** begin Materials provided **

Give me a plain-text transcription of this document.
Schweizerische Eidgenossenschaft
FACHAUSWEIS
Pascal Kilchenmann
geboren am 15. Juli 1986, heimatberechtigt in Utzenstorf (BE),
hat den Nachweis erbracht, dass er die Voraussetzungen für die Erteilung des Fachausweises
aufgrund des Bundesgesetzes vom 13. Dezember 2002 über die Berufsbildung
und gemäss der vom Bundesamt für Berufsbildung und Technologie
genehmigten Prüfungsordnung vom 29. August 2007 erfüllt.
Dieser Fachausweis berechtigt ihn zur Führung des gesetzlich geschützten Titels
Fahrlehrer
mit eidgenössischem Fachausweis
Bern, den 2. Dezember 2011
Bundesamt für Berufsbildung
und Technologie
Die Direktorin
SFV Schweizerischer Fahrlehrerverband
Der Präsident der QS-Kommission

** end Materials provided **

- _Aim of the exercise_: In the material above, find the lines that contain "Berufsbildung" and show them.

- _Full answer_:
aufgrund des Bundesgesetzes vom 13. Dezember 2002 über die Berufsbildung
und gemäss der vom Bundesamt für Berufsbildung und Technologie
Bundesamt für Berufsbildung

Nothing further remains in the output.